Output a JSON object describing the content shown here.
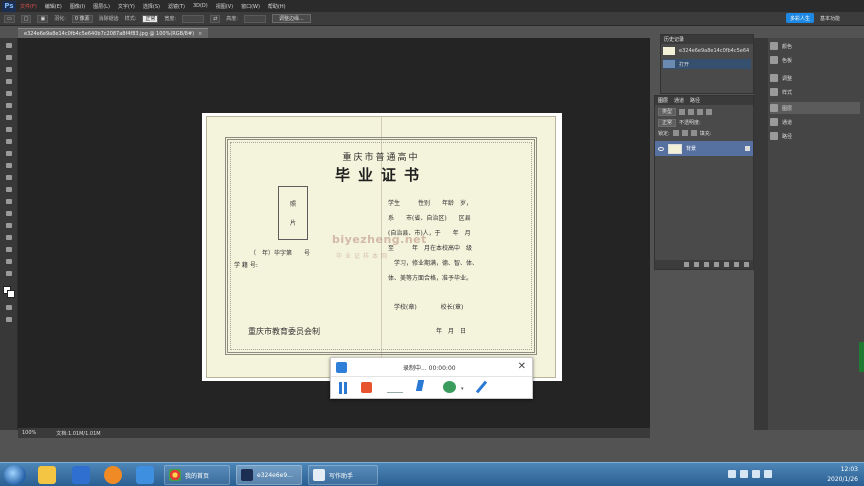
{
  "menubar": {
    "logo": "Ps",
    "items": [
      "文件(F)",
      "编辑(E)",
      "图像(I)",
      "图层(L)",
      "文字(Y)",
      "选择(S)",
      "滤镜(T)",
      "3D(D)",
      "视图(V)",
      "窗口(W)",
      "帮助(H)"
    ]
  },
  "options": {
    "feather_label": "羽化:",
    "feather_value": "0 像素",
    "antialias": "消除锯齿",
    "style_label": "样式:",
    "style_value": "正常",
    "width_label": "宽度:",
    "height_label": "高度:",
    "refine_edge": "调整边缘...",
    "wx_tag": "多彩人生",
    "workspace": "基本功能"
  },
  "doc_tab": {
    "title": "e324e6e9a8e14c0fb4c5e640b7c2087a8f4f83.jpg @ 100%(RGB/8#)",
    "close": "×"
  },
  "certificate": {
    "subtitle": "重庆市普通高中",
    "title": "毕业证书",
    "photo_line1": "照",
    "photo_line2": "片",
    "grade_line": "（　年）毕字第　　号",
    "student_no": "学 籍 号:",
    "issuer": "重庆市教育委员会制",
    "right_lines": [
      "学生　　　性别　　年龄　岁，",
      "系　　市(省、自治区)　　区县",
      "(自治县、市)人，于　　年　月",
      "至　　　年　月在本校高中　级",
      "　学习，修业期满，德、智、体、",
      "体、美等方面合格，准予毕业。",
      "　学校(章)　　　　校长(章)",
      "　　　　　　　　年　月　日"
    ],
    "watermark": "biyezheng.net",
    "watermark_sub": "毕业证样本网"
  },
  "recorder": {
    "status": "录制中... 00:00:00",
    "close": "✕"
  },
  "history_panel": {
    "tabs": "历史记录",
    "row1": "e324e6e9a8e14c0fb4c5e640b7c2087a8f4f83",
    "row2": "打开"
  },
  "side_panel": {
    "items": [
      "颜色",
      "色板",
      "调整",
      "样式",
      "图层",
      "通道",
      "路径"
    ]
  },
  "layers_panel": {
    "tabs": [
      "图层",
      "通道",
      "路径"
    ],
    "kind": "类型",
    "blend_mode": "正常",
    "opacity_label": "不透明度:",
    "lock_label": "锁定:",
    "fill_label": "填充:",
    "layer_name": "背景"
  },
  "statusbar": {
    "zoom": "100%",
    "doc": "文档:1.01M/1.01M"
  },
  "taskbar": {
    "apps": [
      "我的首页",
      "e324e6e9...",
      "写作助手"
    ],
    "time": "12:03",
    "date": "2020/1/26"
  },
  "colors": {
    "recorder_blue": "#2a7ad5",
    "recorder_red": "#e8532f",
    "layer_selected": "#5670a0"
  }
}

• [Given task]: The data above needs to be retyped exactly, with the images left out.

• [The answer]:
Output a JSON object describing the content shown here.
{
  "menubar": {
    "logo": "Ps",
    "items": [
      "文件(F)",
      "编辑(E)",
      "图像(I)",
      "图层(L)",
      "文字(Y)",
      "选择(S)",
      "滤镜(T)",
      "3D(D)",
      "视图(V)",
      "窗口(W)",
      "帮助(H)"
    ]
  },
  "options": {
    "feather_label": "羽化:",
    "feather_value": "0 像素",
    "antialias": "消除锯齿",
    "style_label": "样式:",
    "style_value": "正常",
    "width_label": "宽度:",
    "height_label": "高度:",
    "refine_edge": "调整边缘...",
    "wx_tag": "多彩人生",
    "workspace": "基本功能"
  },
  "doc_tab": {
    "title": "e324e6e9a8e14c0fb4c5e640b7c2087a8f4f83.jpg @ 100%(RGB/8#)",
    "close": "×"
  },
  "certificate": {
    "subtitle": "重庆市普通高中",
    "title": "毕业证书",
    "photo_line1": "照",
    "photo_line2": "片",
    "grade_line": "（　年）毕字第　　号",
    "student_no": "学 籍 号:",
    "issuer": "重庆市教育委员会制",
    "right_lines": [
      "学生　　　性别　　年龄　岁，",
      "系　　市(省、自治区)　　区县",
      "(自治县、市)人，于　　年　月",
      "至　　　年　月在本校高中　级",
      "　学习，修业期满，德、智、体、",
      "体、美等方面合格，准予毕业。",
      "　学校(章)　　　　校长(章)",
      "　　　　　　　　年　月　日"
    ],
    "watermark": "biyezheng.net",
    "watermark_sub": "毕业证样本网"
  },
  "recorder": {
    "status": "录制中... 00:00:00",
    "close": "✕"
  },
  "history_panel": {
    "tabs": "历史记录",
    "row1": "e324e6e9a8e14c0fb4c5e640b7c2087a8f4f83",
    "row2": "打开"
  },
  "side_panel": {
    "items": [
      "颜色",
      "色板",
      "调整",
      "样式",
      "图层",
      "通道",
      "路径"
    ]
  },
  "layers_panel": {
    "tabs": [
      "图层",
      "通道",
      "路径"
    ],
    "kind": "类型",
    "blend_mode": "正常",
    "opacity_label": "不透明度:",
    "lock_label": "锁定:",
    "fill_label": "填充:",
    "layer_name": "背景"
  },
  "statusbar": {
    "zoom": "100%",
    "doc": "文档:1.01M/1.01M"
  },
  "taskbar": {
    "apps": [
      "我的首页",
      "e324e6e9...",
      "写作助手"
    ],
    "time": "12:03",
    "date": "2020/1/26"
  },
  "colors": {
    "recorder_blue": "#2a7ad5",
    "recorder_red": "#e8532f",
    "layer_selected": "#5670a0"
  }
}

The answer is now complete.